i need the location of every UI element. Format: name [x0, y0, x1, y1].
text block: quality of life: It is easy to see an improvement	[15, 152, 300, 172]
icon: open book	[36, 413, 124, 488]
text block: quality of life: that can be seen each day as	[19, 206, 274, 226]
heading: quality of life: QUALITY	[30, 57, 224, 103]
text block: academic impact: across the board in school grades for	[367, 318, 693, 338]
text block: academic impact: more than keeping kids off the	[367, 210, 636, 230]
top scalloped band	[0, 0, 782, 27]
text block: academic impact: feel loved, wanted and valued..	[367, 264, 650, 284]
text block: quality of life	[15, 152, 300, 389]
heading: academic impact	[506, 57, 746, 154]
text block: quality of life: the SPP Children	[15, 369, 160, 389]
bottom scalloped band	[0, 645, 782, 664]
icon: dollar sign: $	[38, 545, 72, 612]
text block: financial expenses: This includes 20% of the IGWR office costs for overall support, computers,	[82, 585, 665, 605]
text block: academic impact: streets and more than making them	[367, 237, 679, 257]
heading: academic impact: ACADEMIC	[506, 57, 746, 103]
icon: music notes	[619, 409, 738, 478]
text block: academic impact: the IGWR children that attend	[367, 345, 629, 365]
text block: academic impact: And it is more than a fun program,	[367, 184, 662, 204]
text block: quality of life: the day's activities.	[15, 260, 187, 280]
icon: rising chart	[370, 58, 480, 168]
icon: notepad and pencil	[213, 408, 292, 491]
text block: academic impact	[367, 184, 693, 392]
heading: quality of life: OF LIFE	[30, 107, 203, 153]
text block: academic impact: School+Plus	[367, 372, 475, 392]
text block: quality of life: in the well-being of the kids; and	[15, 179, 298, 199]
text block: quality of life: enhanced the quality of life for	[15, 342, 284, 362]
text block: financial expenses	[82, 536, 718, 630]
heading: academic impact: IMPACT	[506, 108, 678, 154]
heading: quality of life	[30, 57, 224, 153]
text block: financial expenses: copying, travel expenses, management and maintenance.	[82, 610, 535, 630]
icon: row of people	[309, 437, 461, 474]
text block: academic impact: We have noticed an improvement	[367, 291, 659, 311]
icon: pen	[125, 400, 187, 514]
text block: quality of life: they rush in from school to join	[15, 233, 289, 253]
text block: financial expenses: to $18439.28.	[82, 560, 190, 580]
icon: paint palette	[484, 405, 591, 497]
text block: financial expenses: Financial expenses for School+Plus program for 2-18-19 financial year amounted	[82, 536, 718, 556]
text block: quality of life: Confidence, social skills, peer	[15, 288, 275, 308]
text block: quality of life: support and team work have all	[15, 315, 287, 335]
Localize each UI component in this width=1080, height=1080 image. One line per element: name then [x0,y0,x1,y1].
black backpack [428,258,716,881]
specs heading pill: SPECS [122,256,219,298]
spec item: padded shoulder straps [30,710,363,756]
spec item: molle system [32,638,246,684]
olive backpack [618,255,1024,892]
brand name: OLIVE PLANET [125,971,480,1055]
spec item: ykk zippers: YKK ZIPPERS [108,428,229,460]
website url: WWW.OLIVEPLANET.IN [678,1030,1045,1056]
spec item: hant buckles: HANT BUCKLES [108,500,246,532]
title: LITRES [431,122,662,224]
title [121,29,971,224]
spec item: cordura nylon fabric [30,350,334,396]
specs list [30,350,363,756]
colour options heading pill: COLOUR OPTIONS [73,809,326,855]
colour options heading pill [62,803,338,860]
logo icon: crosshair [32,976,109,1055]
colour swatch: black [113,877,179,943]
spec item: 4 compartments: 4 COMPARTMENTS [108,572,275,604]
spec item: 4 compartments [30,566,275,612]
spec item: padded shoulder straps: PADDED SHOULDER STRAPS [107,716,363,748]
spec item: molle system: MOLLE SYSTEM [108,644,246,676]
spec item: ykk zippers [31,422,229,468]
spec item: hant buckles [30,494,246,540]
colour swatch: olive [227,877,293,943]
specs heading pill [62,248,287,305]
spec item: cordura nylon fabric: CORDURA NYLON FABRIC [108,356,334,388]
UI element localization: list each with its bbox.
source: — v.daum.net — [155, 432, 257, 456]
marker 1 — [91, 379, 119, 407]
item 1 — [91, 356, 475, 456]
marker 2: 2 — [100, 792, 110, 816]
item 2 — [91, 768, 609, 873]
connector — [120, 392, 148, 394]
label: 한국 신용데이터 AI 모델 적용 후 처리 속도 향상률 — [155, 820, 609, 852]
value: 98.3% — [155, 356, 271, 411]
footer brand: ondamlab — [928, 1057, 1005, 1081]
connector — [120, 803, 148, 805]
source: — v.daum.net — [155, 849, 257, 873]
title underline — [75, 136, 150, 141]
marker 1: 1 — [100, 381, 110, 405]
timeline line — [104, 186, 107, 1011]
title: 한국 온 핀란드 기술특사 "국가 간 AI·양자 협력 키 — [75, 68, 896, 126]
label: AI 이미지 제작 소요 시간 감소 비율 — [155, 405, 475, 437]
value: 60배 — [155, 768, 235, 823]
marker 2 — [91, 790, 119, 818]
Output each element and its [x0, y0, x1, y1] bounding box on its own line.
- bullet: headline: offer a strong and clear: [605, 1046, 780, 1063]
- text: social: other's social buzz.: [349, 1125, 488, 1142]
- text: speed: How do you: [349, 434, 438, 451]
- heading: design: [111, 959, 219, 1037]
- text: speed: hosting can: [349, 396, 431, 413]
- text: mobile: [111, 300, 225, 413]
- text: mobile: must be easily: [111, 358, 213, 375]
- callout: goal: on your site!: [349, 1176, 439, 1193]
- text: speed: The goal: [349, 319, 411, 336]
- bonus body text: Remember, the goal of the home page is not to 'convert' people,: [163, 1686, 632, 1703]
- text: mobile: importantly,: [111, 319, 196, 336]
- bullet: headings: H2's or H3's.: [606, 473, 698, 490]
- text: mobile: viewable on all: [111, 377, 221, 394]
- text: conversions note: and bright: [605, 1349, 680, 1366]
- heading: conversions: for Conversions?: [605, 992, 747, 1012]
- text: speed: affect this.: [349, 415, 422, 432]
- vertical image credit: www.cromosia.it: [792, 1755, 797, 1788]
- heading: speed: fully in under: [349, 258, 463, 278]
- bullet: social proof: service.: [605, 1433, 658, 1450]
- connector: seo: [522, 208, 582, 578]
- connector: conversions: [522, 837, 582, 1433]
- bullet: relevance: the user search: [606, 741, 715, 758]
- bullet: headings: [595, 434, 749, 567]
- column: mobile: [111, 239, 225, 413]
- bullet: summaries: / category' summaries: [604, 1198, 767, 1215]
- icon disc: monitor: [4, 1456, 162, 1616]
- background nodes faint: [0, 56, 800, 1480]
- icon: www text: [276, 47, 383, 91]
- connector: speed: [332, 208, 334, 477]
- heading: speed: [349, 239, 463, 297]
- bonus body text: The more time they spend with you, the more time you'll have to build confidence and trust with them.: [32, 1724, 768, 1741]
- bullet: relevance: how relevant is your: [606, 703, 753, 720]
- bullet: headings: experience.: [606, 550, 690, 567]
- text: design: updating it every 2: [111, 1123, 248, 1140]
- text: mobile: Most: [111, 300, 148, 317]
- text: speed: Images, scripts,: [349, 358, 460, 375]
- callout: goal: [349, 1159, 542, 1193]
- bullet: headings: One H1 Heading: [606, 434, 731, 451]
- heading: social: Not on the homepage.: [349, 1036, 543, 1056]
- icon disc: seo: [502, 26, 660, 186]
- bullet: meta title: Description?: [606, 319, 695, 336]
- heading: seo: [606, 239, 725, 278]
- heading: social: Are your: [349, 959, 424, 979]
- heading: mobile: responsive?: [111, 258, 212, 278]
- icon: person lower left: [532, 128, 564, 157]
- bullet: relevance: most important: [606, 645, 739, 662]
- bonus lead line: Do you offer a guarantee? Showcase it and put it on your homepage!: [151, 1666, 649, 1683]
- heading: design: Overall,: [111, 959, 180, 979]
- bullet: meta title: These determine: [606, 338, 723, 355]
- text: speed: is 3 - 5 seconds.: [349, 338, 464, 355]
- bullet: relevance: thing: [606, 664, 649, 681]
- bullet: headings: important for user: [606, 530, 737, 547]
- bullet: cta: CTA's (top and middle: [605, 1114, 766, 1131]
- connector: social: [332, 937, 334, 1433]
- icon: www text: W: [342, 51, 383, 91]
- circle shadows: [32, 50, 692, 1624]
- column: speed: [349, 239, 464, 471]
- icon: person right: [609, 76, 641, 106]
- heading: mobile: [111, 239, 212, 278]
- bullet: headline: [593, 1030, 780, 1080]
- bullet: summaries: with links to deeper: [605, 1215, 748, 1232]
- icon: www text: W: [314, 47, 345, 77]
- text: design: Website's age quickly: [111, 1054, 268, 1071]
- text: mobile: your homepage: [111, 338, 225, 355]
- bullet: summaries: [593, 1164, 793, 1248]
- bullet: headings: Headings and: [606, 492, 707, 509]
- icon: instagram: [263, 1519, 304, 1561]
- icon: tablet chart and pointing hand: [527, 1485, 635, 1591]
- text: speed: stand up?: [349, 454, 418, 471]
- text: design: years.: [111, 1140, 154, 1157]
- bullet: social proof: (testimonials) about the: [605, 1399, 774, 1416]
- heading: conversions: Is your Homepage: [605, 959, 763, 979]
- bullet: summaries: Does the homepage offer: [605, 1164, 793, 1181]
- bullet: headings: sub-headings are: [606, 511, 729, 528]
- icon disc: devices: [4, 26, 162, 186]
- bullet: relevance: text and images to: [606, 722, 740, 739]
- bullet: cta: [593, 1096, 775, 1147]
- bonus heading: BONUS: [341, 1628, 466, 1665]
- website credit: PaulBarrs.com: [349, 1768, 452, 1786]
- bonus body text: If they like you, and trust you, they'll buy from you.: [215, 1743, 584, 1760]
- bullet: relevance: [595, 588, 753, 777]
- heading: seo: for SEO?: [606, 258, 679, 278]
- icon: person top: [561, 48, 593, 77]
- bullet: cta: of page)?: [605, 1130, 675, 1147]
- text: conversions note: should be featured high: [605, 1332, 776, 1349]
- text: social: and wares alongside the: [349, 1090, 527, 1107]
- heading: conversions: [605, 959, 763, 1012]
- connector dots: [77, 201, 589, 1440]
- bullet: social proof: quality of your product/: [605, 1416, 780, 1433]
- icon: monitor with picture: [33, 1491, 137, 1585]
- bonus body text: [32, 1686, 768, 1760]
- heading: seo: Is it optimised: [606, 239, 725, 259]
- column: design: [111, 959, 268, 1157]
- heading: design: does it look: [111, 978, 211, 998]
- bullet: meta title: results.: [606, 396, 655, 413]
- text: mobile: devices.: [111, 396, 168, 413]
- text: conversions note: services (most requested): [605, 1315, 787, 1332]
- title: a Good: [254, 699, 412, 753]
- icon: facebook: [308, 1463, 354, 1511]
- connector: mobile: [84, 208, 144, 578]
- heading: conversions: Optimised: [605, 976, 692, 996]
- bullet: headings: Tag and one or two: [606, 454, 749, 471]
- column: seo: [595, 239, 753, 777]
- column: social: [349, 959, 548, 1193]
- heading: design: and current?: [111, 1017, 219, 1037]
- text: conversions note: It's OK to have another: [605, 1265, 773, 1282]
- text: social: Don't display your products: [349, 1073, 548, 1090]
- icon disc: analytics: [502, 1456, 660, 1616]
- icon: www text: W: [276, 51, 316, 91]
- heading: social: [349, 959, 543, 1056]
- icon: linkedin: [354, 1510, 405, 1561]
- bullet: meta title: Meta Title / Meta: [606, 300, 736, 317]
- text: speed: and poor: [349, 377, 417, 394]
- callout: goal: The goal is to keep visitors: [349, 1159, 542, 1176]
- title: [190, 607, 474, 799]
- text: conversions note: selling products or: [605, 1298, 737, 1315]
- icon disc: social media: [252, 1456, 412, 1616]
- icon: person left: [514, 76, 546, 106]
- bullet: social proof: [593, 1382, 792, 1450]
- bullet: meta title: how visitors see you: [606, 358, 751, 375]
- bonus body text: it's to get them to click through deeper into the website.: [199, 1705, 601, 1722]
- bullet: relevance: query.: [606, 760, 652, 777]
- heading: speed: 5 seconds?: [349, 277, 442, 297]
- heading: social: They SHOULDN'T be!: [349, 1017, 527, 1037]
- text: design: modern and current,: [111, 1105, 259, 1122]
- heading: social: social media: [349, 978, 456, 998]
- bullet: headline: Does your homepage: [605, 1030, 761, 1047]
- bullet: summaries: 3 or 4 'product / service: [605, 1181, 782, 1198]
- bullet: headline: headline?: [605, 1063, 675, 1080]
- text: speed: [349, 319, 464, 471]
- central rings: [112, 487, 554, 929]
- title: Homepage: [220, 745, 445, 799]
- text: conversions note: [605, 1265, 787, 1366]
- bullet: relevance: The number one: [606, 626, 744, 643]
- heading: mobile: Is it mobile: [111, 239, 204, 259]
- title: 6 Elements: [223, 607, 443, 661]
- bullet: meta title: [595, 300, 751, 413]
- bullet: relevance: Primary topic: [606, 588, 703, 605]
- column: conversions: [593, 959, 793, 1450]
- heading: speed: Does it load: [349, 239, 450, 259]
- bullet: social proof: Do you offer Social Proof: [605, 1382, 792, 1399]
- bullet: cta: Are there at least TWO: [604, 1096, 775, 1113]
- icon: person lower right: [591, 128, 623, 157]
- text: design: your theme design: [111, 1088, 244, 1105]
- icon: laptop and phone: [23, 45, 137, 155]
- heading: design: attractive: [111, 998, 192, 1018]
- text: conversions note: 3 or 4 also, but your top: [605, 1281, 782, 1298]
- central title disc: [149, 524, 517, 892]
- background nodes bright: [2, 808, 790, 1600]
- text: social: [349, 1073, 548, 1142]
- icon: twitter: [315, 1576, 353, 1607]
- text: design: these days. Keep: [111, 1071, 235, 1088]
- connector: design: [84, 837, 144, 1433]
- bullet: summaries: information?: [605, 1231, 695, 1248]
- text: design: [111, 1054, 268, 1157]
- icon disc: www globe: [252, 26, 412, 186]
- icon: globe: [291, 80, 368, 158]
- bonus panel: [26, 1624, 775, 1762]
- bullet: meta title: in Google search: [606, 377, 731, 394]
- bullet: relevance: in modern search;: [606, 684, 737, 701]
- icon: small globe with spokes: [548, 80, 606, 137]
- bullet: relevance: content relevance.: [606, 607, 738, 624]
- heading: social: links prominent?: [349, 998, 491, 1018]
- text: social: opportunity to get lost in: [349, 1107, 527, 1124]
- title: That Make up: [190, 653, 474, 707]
■ ■ ■ ■
* _STATED EXERCISE_
Arrange as a numbered list the part of the entries that opens with the first line and closes with the line containing "text block: academic impact: feel", including both ends and leaving out any blank lines.

* _FULL OUTPUT_
1. i need the location of every UI element. Format: name [x0, y0, x1, y1].
2. text block: quality of life: It is easy to see an improvement	[15, 152, 300, 172]
3. icon: open book	[36, 413, 124, 488]
4. text block: quality of life: that can be seen each day as	[19, 206, 274, 226]
5. heading: quality of life: QUALITY	[30, 57, 224, 103]
6. text block: academic impact: across the board in school grades for	[367, 318, 693, 338]
7. text block: academic impact: more than keeping kids off the	[367, 210, 636, 230]
8. top scalloped band	[0, 0, 782, 27]
9. text block: academic impact: feel loved, wanted and valued..	[367, 264, 650, 284]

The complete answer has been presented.